▸ **Material for this exercise**

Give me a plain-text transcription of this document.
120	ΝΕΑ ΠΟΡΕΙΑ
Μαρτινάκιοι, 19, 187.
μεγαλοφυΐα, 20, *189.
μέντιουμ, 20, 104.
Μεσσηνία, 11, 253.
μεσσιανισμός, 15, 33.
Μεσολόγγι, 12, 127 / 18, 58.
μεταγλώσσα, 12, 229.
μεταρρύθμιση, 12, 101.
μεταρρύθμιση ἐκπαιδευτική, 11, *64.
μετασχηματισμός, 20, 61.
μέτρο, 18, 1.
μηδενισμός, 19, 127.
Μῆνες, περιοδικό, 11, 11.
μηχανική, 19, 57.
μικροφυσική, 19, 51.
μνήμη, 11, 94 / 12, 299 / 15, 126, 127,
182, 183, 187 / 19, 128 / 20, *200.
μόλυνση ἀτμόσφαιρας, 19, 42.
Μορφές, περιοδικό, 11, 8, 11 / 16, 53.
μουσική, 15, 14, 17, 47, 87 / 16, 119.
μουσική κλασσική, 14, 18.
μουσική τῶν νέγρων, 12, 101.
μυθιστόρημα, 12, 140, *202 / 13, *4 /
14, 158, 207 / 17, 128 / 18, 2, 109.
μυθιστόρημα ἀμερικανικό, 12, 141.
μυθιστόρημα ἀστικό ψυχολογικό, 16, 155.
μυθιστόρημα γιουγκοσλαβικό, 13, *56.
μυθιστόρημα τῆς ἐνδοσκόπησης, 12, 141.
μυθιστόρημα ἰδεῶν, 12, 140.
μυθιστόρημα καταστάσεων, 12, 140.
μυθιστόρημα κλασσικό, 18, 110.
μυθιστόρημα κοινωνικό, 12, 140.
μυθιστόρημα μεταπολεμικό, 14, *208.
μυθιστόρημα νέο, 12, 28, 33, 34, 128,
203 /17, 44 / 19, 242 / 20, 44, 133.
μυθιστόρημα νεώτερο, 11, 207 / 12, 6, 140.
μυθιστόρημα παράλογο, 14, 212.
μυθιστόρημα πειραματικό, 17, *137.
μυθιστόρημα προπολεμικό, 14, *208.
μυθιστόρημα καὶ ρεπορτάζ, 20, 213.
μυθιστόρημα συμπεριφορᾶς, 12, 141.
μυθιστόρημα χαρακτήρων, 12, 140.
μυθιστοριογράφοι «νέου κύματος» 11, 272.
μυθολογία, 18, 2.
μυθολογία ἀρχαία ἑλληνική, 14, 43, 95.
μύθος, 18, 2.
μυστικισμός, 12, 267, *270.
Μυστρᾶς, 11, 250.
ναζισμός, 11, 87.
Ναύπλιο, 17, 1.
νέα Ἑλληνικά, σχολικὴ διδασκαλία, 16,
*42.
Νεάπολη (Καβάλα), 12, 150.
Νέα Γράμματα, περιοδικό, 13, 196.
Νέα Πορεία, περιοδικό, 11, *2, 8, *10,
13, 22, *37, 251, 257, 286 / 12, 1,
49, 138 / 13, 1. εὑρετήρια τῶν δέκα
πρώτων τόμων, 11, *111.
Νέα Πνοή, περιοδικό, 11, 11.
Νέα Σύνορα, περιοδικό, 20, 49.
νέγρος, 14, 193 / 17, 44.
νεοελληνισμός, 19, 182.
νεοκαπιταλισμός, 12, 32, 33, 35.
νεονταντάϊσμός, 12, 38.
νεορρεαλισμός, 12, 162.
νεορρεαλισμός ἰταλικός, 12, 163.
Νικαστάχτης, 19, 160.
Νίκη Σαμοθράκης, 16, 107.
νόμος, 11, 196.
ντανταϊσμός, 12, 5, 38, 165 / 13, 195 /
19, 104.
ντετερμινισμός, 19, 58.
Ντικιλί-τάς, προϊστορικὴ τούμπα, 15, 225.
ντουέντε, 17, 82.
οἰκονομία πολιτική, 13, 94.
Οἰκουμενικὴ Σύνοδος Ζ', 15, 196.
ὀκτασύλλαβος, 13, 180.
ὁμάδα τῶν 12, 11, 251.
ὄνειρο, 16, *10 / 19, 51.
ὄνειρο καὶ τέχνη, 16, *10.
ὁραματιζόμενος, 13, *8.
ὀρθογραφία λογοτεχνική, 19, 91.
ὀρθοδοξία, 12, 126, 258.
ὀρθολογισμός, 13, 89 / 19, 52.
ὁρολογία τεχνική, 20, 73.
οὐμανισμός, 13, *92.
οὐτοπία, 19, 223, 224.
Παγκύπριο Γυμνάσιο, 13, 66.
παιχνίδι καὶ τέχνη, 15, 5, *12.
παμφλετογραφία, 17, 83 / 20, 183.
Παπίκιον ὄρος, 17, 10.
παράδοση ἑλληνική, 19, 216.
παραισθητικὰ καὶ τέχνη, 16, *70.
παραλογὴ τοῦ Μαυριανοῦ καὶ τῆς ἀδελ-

▸ **Task**
Restate every record exactly, leaving nothing out.

▸ **Answer**
Give me a plain-text transcription of this document.
120	ΝΕΑ ΠΟΡΕΙΑ
Μαρτινάκιοι, 19, 187.
μεγαλοφυΐα, 20, *189.
μέντιουμ, 20, 104.
Μεσσηνία, 11, 253.
μεσσιανισμός, 15, 33.
Μεσολόγγι, 12, 127 / 18, 58.
μεταγλώσσα, 12, 229.
μεταρρύθμιση, 12, 101.
μεταρρύθμιση ἐκπαιδευτική, 11, *64.
μετασχηματισμός, 20, 61.
μέτρο, 18, 1.
μηδενισμός, 19, 127.
Μῆνες, περιοδικό, 11, 11.
μηχανική, 19, 57.
μικροφυσική, 19, 51.
μνήμη, 11, 94 / 12, 299 / 15, 126, 127,
182, 183, 187 / 19, 128 / 20, *200.
μόλυνση ἀτμόσφαιρας, 19, 42.
Μορφές, περιοδικό, 11, 8, 11 / 16, 53.
μουσική, 15, 14, 17, 47, 87 / 16, 119.
μουσική κλασσική, 14, 18.
μουσική τῶν νέγρων, 12, 101.
μυθιστόρημα, 12, 140, *202 / 13, *4 /
14, 158, 207 / 17, 128 / 18, 2, 109.
μυθιστόρημα ἀμερικανικό, 12, 141.
μυθιστόρημα ἀστικό ψυχολογικό, 16, 155.
μυθιστόρημα γιουγκοσλαβικό, 13, *56.
μυθιστόρημα τῆς ἐνδοσκόπησης, 12, 141.
μυθιστόρημα ἰδεῶν, 12, 140.
μυθιστόρημα καταστάσεων, 12, 140.
μυθιστόρημα κλασσικό, 18, 110.
μυθιστόρημα κοινωνικό, 12, 140.
μυθιστόρημα μεταπολεμικό, 14, *208.
μυθιστόρημα νέο, 12, 28, 33, 34, 128,
203 /17, 44 / 19, 242 / 20, 44, 133.
μυθιστόρημα νεώτερο, 11, 207 / 12, 6, 140.
μυθιστόρημα παράλογο, 14, 212.
μυθιστόρημα πειραματικό, 17, *137.
μυθιστόρημα προπολεμικό, 14, *208.
μυθιστόρημα καὶ ρεπορτάζ, 20, 213.
μυθιστόρημα συμπεριφορᾶς, 12, 141.
μυθιστόρημα χαρακτήρων, 12, 140.
μυθιστοριογράφοι «νέου κύματος» 11, 272.
μυθολογία, 18, 2.
μυθολογία ἀρχαία ἑλληνική, 14, 43, 95.
μύθος, 18, 2.
μυστικισμός, 12, 267, *270.
Μυστρᾶς, 11, 250.
ναζισμός, 11, 87.
Ναύπλιο, 17, 1.
νέα Ἑλληνικά, σχολικὴ διδασκαλία, 16,
*42.
Νεάπολη (Καβάλα), 12, 150.
Νέα Γράμματα, περιοδικό, 13, 196.
Νέα Πορεία, περιοδικό, 11, *2, 8, *10,
13, 22, *37, 251, 257, 286 / 12, 1,
49, 138 / 13, 1. εὑρετήρια τῶν δέκα
πρώτων τόμων, 11, *111.
Νέα Πνοή, περιοδικό, 11, 11.
Νέα Σύνορα, περιοδικό, 20, 49.
νέγρος, 14, 193 / 17, 44.
νεοελληνισμός, 19, 182.
νεοκαπιταλισμός, 12, 32, 33, 35.
νεονταντάϊσμός, 12, 38.
νεορρεαλισμός, 12, 162.
νεορρεαλισμός ἰταλικός, 12, 163.
Νικαστάχτης, 19, 160.
Νίκη Σαμοθράκης, 16, 107.
νόμος, 11, 196.
ντανταϊσμός, 12, 5, 38, 165 / 13, 195 /
19, 104.
ντετερμινισμός, 19, 58.
Ντικιλί-τάς, προϊστορικὴ τούμπα, 15, 225.
ντουέντε, 17, 82.
οἰκονομία πολιτική, 13, 94.
Οἰκουμενικὴ Σύνοδος Ζ', 15, 196.
ὀκτασύλλαβος, 13, 180.
ὁμάδα τῶν 12, 11, 251.
ὄνειρο, 16, *10 / 19, 51.
ὄνειρο καὶ τέχνη, 16, *10.
ὁραματιζόμενος, 13, *8.
ὀρθογραφία λογοτεχνική, 19, 91.
ὀρθοδοξία, 12, 126, 258.
ὀρθολογισμός, 13, 89 / 19, 52.
ὁρολογία τεχνική, 20, 73.
οὐμανισμός, 13, *92.
οὐτοπία, 19, 223, 224.
Παγκύπριο Γυμνάσιο, 13, 66.
παιχνίδι καὶ τέχνη, 15, 5, *12.
παμφλετογραφία, 17, 83 / 20, 183.
Παπίκιον ὄρος, 17, 10.
παράδοση ἑλληνική, 19, 216.
παραισθητικὰ καὶ τέχνη, 16, *70.
παραλογὴ τοῦ Μαυριανοῦ καὶ τῆς ἀδελ-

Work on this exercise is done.